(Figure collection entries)
= = = =
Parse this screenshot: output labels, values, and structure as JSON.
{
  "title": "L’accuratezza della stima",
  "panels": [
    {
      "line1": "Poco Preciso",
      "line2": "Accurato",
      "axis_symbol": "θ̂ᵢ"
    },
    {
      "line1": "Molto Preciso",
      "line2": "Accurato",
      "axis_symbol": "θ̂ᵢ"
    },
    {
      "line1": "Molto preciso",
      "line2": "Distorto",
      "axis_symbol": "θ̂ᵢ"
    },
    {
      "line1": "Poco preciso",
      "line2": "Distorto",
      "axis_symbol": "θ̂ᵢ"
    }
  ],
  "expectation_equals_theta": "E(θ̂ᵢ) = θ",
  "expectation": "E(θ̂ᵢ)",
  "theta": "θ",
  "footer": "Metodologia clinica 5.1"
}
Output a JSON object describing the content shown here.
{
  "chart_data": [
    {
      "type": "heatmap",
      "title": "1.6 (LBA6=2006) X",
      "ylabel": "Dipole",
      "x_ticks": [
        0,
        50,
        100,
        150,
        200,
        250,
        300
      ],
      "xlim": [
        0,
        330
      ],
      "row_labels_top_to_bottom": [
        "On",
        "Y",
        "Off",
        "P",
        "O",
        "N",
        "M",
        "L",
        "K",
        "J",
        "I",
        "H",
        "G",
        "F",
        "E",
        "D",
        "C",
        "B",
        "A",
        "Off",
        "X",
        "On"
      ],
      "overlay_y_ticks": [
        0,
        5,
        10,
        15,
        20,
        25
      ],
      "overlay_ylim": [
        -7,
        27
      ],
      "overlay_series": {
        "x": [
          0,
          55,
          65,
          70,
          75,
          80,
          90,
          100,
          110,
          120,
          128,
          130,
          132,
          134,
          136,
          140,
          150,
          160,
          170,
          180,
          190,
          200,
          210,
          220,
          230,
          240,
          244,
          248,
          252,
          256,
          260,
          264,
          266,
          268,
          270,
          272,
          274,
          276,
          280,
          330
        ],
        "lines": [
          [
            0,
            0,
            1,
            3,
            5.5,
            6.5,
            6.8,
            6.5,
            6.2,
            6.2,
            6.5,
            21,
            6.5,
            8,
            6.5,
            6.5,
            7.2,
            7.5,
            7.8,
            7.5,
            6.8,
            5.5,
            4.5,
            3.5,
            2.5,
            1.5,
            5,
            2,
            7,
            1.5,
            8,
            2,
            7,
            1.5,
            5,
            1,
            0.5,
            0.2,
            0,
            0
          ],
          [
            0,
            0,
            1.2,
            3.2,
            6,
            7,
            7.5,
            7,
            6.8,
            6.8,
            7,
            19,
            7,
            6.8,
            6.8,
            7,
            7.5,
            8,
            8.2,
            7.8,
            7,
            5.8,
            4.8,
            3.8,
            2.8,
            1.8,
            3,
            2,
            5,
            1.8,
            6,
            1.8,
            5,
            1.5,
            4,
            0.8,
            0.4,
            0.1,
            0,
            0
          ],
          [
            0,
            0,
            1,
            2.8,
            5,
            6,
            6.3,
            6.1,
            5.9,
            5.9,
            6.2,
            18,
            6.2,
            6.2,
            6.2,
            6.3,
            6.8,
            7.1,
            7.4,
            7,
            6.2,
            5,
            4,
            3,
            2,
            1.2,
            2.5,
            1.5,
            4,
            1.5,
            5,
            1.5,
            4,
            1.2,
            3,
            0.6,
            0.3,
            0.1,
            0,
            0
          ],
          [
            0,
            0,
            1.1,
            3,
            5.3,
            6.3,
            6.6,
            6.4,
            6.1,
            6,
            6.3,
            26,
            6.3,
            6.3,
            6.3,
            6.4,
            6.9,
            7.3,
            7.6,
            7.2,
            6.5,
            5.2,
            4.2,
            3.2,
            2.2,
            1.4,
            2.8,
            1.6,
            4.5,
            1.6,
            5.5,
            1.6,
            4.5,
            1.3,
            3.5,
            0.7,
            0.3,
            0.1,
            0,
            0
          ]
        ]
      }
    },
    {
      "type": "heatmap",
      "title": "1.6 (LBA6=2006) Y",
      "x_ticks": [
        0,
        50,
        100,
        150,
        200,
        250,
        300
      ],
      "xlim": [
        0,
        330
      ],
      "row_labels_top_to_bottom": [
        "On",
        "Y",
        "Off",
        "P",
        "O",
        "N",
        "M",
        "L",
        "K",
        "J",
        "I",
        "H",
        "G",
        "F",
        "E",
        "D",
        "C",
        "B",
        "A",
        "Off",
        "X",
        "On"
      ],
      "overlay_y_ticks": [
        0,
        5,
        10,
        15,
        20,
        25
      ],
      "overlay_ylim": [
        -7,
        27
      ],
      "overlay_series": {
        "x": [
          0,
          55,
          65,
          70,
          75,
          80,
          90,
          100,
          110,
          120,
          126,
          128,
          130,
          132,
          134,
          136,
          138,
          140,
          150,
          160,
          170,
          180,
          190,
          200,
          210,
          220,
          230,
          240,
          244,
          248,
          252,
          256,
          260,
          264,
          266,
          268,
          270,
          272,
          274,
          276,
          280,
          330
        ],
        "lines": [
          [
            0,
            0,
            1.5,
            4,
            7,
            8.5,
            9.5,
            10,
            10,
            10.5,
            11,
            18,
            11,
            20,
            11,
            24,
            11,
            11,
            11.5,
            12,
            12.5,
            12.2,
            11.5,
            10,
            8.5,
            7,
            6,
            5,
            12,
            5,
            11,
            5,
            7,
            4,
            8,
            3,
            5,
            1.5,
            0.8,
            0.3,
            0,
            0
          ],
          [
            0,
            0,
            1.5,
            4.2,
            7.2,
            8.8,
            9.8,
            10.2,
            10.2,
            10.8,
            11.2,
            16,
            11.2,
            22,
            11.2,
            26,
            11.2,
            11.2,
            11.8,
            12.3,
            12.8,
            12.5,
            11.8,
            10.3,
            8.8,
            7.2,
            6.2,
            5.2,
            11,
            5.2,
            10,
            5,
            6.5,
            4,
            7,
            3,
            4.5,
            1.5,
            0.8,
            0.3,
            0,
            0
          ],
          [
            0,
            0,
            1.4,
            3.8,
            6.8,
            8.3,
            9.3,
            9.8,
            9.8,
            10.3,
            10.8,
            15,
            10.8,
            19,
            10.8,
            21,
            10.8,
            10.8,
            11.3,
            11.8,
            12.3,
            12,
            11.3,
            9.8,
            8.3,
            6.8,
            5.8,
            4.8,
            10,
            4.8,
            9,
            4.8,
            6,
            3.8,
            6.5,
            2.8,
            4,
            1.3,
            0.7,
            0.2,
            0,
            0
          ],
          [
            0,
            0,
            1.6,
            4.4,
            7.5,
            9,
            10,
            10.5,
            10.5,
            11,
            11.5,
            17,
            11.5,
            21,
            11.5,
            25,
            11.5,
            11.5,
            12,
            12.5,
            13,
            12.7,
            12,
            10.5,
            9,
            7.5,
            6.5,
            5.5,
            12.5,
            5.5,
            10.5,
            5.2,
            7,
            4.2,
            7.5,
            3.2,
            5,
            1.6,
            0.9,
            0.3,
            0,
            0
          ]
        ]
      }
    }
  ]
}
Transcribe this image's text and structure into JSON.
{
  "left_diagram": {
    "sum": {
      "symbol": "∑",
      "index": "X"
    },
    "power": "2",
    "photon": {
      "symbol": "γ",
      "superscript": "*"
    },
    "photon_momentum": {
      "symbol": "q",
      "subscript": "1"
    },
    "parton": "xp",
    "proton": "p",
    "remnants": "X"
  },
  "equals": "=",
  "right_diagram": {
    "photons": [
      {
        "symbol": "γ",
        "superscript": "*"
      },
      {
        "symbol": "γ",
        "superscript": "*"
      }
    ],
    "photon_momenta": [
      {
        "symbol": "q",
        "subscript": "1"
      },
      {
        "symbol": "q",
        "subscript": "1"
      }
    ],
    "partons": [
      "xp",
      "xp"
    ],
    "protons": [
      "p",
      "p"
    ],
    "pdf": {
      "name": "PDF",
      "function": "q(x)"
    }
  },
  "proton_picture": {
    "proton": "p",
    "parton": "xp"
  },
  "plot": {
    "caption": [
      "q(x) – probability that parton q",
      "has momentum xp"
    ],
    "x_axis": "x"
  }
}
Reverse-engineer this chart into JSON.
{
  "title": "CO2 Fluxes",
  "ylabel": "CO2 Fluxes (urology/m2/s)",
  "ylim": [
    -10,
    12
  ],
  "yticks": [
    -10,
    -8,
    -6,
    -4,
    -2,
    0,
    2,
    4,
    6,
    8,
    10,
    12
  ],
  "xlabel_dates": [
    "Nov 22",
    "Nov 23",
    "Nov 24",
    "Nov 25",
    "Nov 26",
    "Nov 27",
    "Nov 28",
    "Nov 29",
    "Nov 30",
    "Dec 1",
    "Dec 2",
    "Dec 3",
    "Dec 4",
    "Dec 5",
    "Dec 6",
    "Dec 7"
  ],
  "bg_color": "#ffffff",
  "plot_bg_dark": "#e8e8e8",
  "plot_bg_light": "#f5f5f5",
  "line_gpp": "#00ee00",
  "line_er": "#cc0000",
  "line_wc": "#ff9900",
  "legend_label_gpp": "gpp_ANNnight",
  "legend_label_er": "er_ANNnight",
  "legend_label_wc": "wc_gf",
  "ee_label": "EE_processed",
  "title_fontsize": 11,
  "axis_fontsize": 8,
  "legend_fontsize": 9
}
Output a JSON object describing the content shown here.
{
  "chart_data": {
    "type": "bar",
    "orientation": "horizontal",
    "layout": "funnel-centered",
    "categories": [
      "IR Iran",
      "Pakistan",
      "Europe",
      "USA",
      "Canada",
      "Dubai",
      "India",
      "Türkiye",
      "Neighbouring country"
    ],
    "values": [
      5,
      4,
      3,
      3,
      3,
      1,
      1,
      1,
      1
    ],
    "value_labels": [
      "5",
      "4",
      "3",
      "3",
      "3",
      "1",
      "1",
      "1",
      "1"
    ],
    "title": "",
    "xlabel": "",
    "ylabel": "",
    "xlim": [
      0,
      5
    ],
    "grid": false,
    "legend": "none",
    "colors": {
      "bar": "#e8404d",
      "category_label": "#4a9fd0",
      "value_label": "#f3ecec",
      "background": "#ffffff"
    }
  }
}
= = = =
Goal >>
Search the entries for "into" and copy out each line that has it.

Solution to the exercise >>
Transcribe this image's text and structure into JSON.
Reverse-engineer this chart into JSON.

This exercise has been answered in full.